State the number of lines that hold the string "издании", with nothing added.
-- start of Working data --
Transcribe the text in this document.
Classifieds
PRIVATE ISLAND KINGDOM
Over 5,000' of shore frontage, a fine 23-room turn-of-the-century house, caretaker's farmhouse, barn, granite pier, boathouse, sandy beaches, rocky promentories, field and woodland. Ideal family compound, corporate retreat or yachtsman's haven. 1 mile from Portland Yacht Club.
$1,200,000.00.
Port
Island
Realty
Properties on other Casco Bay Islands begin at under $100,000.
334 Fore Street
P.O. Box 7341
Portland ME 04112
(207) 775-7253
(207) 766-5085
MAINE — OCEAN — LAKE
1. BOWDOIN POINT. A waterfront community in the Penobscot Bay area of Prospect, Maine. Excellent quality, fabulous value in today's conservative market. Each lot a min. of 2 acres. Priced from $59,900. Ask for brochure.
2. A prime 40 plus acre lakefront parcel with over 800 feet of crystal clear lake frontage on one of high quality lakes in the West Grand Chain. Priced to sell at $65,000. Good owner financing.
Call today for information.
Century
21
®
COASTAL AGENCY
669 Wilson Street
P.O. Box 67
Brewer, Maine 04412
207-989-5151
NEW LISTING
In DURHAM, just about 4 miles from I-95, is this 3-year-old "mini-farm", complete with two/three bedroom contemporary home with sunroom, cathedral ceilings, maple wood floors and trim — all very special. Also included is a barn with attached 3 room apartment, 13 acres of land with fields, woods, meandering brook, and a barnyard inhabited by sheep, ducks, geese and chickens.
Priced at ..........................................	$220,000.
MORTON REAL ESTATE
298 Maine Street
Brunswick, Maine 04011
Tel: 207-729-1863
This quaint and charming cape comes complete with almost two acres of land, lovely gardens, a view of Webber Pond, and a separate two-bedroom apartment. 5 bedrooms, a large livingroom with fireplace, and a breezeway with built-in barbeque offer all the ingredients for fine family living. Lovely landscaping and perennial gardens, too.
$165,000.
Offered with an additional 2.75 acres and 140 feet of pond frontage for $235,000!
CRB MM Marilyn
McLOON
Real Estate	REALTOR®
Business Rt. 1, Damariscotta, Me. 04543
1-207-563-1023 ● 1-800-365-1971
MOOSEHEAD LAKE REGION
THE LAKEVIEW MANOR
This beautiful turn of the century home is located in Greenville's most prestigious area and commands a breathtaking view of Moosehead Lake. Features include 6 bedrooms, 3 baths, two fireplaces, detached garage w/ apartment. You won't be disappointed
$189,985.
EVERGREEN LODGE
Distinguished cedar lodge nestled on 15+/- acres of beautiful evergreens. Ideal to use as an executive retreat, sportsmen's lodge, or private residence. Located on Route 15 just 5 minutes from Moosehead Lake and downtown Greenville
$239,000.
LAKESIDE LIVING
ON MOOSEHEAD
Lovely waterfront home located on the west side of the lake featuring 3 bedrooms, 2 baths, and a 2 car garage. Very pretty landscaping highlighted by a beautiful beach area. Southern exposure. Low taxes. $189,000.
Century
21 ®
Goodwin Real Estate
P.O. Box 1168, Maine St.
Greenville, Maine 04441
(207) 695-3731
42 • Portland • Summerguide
-- end of Working data --
-- start of Working data --
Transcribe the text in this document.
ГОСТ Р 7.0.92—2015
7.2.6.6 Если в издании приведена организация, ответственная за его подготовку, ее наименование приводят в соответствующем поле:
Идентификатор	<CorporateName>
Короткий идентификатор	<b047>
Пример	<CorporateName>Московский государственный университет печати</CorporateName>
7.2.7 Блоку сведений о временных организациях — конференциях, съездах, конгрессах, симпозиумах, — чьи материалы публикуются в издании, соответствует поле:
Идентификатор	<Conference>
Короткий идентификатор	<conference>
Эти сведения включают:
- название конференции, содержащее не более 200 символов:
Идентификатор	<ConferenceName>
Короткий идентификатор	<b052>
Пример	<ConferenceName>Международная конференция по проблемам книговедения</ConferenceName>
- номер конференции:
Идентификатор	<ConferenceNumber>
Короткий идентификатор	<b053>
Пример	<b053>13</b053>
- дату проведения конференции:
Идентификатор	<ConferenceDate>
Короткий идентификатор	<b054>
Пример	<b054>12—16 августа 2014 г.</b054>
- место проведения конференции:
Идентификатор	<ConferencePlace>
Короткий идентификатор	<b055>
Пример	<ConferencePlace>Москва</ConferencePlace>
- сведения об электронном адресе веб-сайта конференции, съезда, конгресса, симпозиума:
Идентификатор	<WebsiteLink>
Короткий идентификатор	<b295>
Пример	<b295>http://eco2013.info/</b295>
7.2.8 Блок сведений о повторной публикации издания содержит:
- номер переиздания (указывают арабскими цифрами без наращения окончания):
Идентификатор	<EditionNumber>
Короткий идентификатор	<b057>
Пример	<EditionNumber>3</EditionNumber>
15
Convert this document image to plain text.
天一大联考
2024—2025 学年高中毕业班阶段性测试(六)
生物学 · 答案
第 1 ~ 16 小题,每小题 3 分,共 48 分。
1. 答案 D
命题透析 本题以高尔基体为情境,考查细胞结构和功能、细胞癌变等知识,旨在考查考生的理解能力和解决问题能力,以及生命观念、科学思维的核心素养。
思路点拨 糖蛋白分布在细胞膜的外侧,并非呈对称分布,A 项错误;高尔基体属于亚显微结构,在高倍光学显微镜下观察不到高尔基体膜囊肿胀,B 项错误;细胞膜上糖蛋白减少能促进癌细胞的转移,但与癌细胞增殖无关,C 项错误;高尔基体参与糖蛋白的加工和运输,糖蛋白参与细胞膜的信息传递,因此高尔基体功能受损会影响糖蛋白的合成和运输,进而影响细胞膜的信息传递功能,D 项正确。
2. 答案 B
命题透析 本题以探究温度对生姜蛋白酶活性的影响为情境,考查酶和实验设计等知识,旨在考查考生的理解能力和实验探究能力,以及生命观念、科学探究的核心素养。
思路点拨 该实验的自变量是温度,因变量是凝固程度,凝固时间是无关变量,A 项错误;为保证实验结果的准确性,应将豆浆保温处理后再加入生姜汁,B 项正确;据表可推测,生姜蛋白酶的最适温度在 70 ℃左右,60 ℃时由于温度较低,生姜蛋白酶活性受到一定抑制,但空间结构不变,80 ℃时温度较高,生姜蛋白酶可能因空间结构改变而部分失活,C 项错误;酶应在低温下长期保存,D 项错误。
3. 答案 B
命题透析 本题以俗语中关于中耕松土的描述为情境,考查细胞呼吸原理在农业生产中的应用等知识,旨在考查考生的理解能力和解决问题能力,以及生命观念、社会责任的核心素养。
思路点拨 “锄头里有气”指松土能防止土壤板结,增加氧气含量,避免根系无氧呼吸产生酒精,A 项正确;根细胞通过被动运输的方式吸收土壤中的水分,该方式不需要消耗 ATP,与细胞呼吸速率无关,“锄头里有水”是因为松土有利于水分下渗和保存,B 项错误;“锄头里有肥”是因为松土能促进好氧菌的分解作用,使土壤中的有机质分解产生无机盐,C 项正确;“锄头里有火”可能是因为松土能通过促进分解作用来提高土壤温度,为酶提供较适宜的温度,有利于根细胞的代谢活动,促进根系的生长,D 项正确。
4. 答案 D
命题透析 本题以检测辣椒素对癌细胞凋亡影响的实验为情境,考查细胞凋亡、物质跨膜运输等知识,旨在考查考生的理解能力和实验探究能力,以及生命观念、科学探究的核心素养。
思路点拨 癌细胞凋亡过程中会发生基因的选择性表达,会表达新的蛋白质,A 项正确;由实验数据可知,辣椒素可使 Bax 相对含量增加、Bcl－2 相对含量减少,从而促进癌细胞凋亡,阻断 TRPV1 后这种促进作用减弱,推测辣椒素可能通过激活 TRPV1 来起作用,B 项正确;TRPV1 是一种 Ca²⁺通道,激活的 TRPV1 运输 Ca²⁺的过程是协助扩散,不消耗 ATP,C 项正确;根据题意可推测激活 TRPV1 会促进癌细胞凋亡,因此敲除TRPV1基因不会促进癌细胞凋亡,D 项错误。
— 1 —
-- end of Working data --
-- start of Working data --
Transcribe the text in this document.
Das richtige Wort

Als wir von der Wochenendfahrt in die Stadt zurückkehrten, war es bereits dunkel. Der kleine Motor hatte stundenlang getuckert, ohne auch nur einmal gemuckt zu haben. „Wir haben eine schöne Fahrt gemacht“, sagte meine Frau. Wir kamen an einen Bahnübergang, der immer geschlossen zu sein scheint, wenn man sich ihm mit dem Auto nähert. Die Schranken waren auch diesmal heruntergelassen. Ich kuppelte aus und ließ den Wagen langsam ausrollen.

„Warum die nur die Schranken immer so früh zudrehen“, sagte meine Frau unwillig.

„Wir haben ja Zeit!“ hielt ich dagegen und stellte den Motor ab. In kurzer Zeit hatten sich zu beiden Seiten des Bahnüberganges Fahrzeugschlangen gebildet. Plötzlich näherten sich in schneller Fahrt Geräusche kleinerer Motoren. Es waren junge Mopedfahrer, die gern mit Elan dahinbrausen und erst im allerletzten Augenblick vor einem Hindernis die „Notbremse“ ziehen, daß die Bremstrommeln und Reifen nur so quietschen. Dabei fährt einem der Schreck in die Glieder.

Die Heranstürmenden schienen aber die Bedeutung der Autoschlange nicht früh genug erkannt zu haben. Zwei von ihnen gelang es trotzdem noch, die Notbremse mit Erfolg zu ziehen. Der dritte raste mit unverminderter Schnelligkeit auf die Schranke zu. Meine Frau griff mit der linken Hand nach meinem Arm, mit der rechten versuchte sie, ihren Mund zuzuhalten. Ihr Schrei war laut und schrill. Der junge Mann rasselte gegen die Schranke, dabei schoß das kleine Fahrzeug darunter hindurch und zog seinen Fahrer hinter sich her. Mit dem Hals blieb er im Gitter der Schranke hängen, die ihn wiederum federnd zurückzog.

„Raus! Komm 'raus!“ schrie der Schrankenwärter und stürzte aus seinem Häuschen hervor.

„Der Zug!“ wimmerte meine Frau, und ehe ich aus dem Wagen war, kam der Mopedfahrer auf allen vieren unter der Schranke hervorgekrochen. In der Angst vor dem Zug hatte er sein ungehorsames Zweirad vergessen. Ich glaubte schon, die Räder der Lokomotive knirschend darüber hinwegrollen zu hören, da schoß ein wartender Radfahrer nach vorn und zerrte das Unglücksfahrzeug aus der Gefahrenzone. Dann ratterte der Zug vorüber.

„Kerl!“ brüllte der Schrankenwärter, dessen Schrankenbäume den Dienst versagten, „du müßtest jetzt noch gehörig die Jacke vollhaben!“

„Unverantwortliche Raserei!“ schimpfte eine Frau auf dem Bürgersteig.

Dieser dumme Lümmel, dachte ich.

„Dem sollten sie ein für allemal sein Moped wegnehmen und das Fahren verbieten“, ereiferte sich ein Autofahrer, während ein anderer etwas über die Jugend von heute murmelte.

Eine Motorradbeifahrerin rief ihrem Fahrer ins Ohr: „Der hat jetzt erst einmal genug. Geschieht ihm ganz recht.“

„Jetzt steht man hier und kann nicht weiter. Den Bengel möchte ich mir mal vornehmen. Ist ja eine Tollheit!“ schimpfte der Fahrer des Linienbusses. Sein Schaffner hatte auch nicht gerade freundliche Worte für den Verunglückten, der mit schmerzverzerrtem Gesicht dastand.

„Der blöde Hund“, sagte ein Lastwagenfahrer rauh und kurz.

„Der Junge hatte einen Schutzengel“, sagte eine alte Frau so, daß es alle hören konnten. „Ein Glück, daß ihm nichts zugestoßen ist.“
-- end of Working data --
▸ **Written answer**:
2